EXERCISE:
Extract, from the records beneath this instruction, each line that contains the word "mail".

PROVIDED RECORDS:

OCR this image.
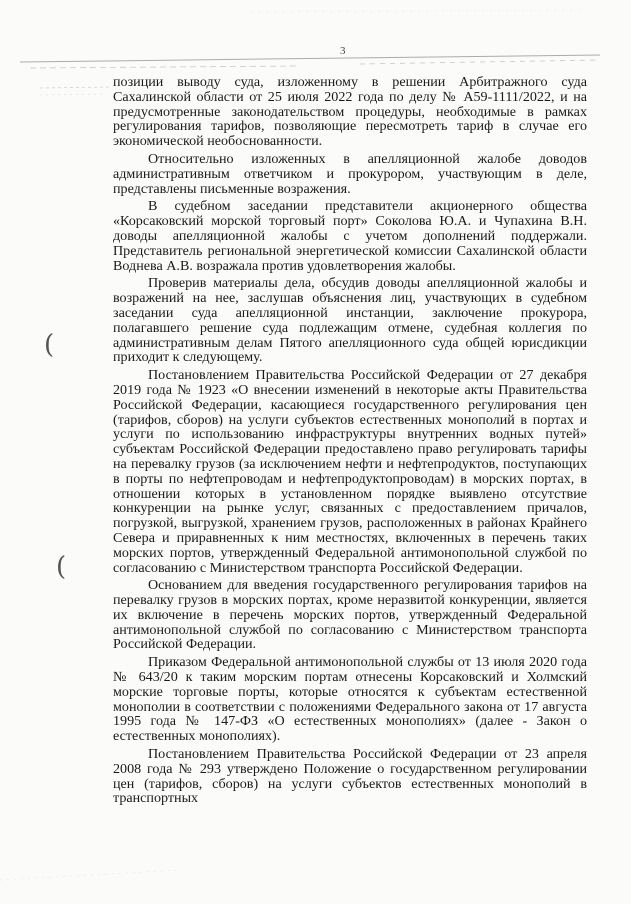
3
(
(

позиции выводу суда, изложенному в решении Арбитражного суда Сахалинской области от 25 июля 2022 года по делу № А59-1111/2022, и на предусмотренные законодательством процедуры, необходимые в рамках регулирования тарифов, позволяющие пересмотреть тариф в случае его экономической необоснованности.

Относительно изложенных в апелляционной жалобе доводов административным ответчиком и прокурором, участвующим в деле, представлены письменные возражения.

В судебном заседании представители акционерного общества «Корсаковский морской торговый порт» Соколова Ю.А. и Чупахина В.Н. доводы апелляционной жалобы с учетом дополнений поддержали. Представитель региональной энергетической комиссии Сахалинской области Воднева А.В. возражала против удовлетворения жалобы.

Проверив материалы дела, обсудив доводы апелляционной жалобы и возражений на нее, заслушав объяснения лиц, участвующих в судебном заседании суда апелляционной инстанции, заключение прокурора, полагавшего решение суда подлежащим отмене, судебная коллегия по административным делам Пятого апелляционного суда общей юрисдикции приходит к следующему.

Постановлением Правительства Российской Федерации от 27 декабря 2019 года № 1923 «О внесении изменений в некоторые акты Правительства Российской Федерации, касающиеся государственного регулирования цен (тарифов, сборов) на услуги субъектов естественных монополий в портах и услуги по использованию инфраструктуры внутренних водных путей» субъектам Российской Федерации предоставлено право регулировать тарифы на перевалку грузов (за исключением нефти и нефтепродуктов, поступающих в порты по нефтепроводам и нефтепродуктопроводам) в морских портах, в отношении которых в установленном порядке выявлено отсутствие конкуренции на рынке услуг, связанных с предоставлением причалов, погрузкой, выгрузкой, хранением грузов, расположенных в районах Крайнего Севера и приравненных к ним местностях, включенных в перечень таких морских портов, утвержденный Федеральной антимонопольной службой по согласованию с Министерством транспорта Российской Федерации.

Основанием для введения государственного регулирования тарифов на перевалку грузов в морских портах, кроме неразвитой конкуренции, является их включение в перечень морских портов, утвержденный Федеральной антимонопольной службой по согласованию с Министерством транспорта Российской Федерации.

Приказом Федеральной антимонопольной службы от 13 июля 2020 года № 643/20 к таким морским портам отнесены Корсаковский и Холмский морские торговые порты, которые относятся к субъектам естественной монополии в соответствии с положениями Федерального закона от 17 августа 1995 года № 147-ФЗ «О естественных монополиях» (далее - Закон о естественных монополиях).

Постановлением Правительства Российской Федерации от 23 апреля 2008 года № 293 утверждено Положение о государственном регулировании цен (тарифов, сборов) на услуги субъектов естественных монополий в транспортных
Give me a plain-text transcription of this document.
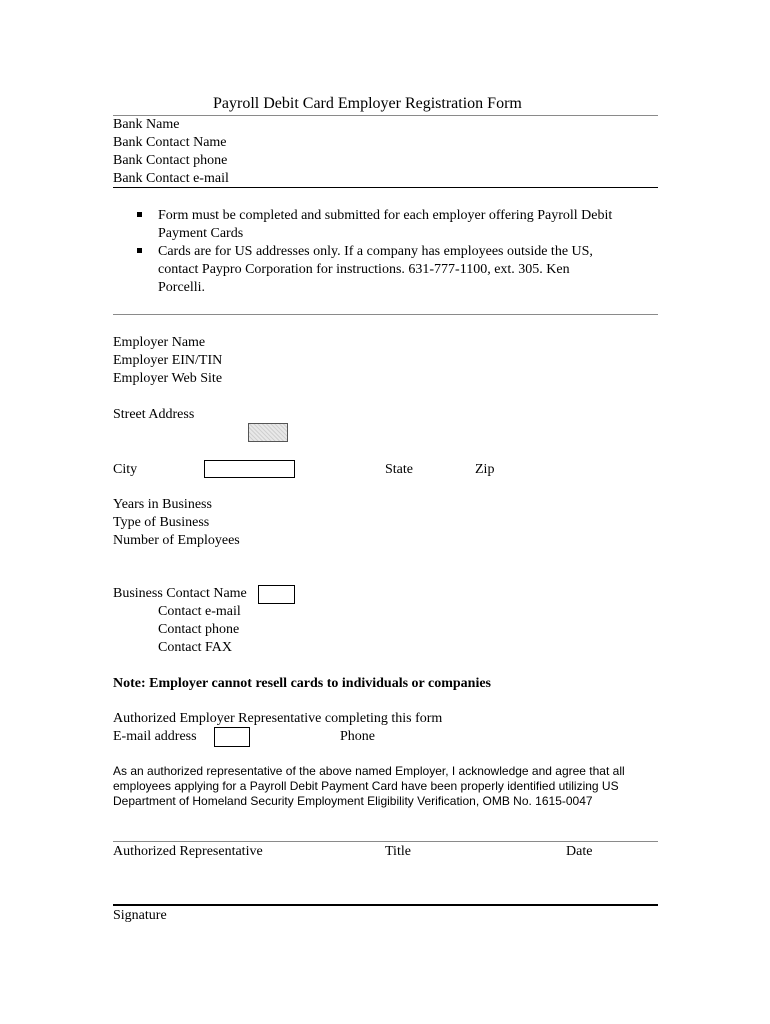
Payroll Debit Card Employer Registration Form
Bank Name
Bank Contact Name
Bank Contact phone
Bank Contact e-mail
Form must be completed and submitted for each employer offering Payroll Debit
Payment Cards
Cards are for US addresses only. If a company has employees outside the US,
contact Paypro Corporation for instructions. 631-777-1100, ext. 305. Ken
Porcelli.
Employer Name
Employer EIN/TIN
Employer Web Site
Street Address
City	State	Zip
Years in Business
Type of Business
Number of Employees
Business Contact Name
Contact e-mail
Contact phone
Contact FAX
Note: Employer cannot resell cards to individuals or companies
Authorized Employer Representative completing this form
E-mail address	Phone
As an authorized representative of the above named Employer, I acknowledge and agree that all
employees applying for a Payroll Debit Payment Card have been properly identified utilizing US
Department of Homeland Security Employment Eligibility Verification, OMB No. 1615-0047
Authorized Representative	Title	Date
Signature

==

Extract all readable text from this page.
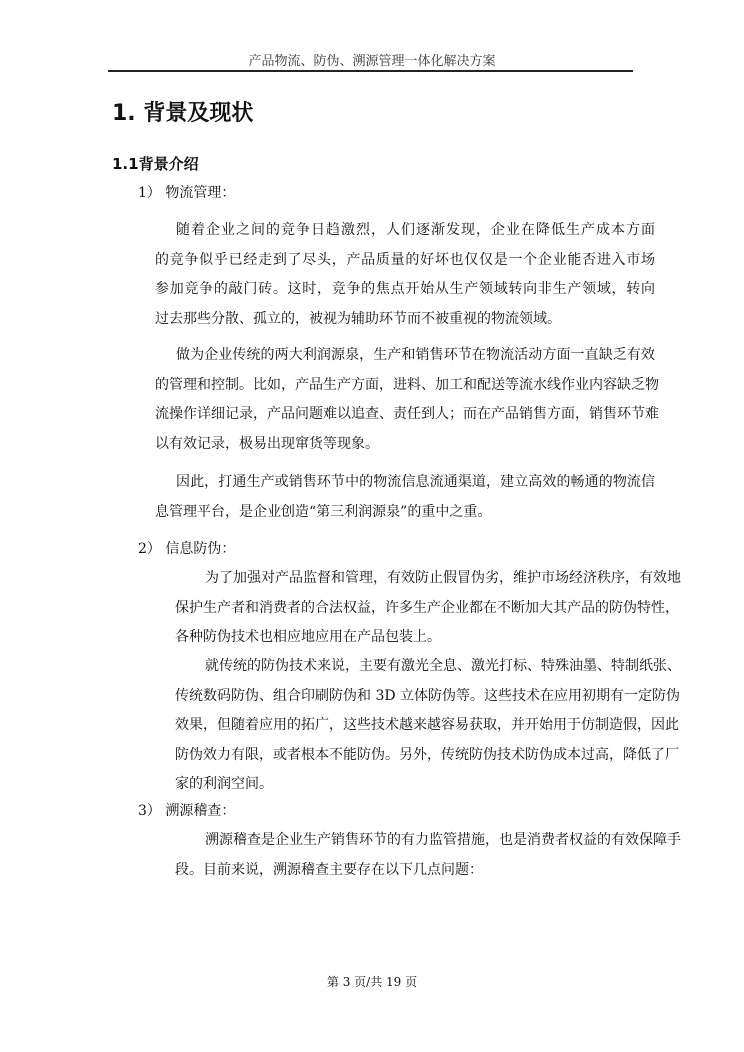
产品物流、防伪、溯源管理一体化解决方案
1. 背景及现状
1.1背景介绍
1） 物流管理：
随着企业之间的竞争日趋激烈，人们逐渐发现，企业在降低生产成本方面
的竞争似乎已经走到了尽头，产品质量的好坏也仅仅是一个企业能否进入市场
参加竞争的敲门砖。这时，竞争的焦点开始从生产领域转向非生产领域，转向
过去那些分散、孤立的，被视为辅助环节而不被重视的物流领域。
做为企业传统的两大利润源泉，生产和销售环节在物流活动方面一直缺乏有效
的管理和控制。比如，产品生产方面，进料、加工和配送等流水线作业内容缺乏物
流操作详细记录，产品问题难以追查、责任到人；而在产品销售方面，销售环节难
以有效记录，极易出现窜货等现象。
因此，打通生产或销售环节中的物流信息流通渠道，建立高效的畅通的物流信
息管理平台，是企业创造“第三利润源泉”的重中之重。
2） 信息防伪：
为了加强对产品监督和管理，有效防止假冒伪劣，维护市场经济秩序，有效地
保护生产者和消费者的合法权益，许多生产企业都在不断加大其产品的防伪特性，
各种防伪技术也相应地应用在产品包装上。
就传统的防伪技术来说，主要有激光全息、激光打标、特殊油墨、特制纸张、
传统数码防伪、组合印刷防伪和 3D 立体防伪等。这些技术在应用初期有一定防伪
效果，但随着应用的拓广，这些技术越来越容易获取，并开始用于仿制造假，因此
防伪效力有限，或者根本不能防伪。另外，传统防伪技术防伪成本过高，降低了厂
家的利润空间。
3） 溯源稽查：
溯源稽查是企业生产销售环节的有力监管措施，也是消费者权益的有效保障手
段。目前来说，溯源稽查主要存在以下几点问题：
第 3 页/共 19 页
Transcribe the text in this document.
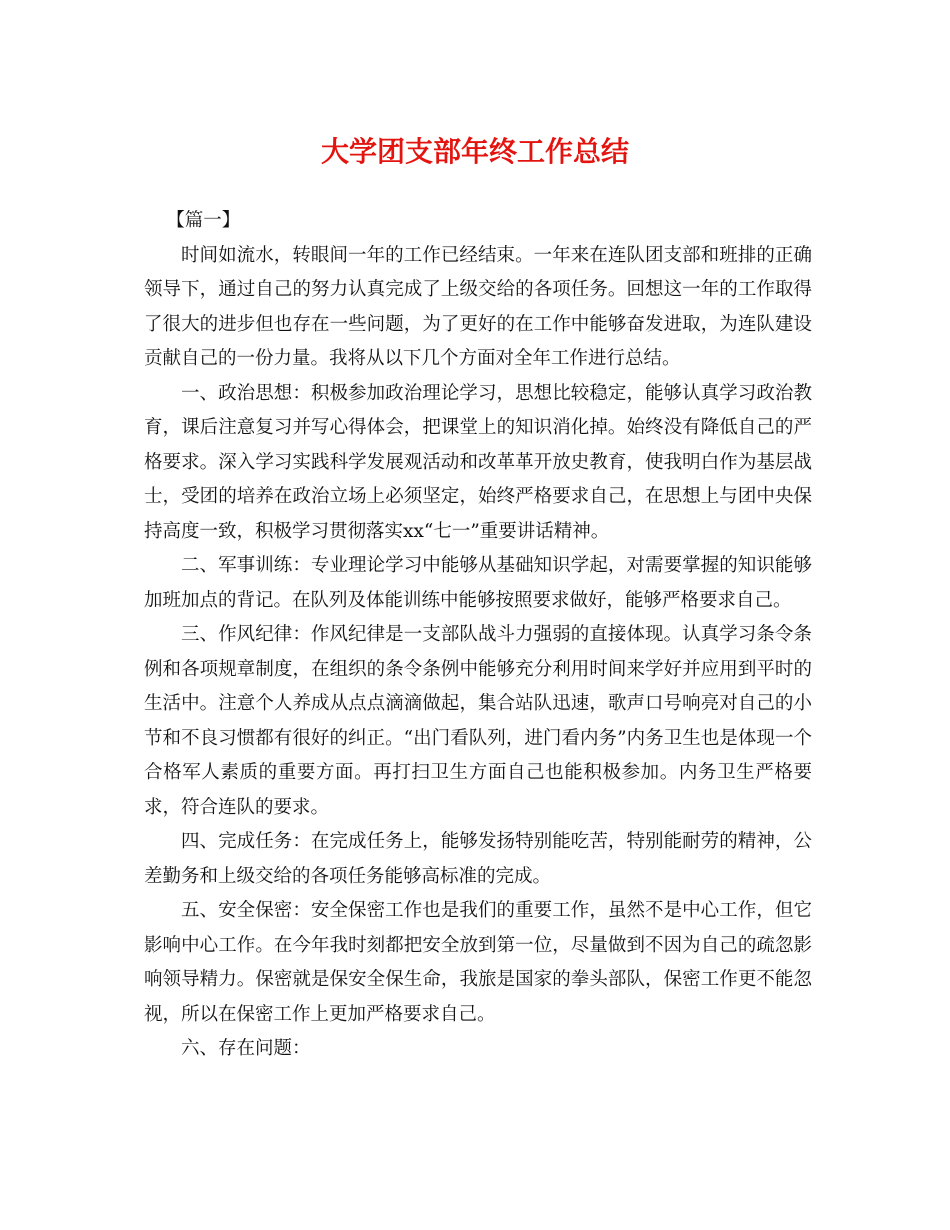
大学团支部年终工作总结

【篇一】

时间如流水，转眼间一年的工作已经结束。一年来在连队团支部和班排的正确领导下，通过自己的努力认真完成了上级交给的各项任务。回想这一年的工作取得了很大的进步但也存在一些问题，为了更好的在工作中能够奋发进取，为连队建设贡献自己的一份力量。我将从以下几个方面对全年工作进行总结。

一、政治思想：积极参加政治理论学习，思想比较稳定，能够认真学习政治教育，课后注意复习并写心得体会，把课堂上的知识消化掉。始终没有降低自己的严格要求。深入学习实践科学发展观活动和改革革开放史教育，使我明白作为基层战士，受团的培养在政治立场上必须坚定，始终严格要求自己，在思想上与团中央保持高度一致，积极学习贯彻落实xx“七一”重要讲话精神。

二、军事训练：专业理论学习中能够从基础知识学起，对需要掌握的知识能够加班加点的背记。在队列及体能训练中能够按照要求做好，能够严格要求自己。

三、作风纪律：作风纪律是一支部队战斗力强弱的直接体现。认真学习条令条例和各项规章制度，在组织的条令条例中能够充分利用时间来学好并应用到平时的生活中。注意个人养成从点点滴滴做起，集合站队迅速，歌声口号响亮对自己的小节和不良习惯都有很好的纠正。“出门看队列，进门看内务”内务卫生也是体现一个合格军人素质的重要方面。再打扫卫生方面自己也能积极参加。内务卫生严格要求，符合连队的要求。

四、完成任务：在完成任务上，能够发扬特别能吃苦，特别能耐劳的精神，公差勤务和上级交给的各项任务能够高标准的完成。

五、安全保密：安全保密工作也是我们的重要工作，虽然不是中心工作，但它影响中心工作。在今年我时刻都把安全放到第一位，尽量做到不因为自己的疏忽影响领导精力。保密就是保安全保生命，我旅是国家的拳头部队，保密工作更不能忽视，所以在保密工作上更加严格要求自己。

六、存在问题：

--

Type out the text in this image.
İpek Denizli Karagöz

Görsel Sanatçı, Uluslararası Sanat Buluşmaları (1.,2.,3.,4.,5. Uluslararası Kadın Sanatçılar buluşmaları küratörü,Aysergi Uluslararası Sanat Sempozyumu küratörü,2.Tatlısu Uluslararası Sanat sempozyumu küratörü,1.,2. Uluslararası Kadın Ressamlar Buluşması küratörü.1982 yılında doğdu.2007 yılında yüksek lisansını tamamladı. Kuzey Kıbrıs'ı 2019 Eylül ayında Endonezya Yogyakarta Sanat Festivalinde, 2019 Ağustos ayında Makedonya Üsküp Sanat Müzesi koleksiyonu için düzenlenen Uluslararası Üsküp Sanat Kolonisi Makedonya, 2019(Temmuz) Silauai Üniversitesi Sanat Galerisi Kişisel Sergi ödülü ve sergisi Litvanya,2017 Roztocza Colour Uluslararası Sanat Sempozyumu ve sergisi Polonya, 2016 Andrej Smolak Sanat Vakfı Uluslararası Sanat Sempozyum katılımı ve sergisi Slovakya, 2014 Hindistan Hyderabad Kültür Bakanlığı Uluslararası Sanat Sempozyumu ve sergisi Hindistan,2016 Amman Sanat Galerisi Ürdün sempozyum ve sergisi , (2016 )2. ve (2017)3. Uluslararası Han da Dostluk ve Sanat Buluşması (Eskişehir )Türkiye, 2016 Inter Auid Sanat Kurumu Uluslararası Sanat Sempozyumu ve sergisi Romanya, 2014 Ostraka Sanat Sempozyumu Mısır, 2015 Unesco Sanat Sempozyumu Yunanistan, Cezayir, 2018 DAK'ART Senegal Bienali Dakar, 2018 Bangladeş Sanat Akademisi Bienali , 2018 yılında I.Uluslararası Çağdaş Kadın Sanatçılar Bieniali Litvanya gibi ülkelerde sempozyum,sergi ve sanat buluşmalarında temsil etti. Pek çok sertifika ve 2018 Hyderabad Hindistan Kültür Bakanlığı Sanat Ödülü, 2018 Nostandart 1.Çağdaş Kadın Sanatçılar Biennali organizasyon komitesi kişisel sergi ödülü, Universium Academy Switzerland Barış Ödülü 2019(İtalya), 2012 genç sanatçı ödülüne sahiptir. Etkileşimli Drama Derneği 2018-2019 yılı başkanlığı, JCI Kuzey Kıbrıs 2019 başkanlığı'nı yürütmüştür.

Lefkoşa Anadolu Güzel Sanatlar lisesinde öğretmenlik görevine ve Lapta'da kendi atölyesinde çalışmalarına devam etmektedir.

OUTPUT OF THE EXERCISE:
Bank Contact e-mail
Contact e-mail
E-mail address	Phone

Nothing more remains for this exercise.